- _TASK OBJECTIVE_: Pick out each line in these entries that contains the string "cooled".

Data excerpts:
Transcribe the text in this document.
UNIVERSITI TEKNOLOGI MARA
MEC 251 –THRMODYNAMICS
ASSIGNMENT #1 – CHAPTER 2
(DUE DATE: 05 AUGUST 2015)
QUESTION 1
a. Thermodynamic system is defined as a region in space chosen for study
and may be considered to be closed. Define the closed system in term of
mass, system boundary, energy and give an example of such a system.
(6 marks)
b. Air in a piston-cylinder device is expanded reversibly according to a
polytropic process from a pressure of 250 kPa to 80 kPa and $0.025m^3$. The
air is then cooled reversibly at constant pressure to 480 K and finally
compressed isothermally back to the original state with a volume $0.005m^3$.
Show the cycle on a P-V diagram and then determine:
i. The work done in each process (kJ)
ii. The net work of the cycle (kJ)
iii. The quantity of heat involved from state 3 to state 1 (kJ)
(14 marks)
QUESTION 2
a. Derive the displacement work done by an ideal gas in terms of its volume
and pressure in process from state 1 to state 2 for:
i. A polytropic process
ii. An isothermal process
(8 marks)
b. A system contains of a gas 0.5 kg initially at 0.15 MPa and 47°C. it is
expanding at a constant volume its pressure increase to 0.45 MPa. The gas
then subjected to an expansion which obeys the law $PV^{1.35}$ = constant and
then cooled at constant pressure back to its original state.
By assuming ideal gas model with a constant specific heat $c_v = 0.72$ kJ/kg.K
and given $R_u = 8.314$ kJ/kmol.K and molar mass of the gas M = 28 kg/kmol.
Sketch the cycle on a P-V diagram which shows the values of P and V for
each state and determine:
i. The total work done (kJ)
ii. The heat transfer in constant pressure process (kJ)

- _RESULT OF THE TASK_:
air is then cooled reversibly at constant pressure to 480 K and finally
then cooled at constant pressure back to its original state.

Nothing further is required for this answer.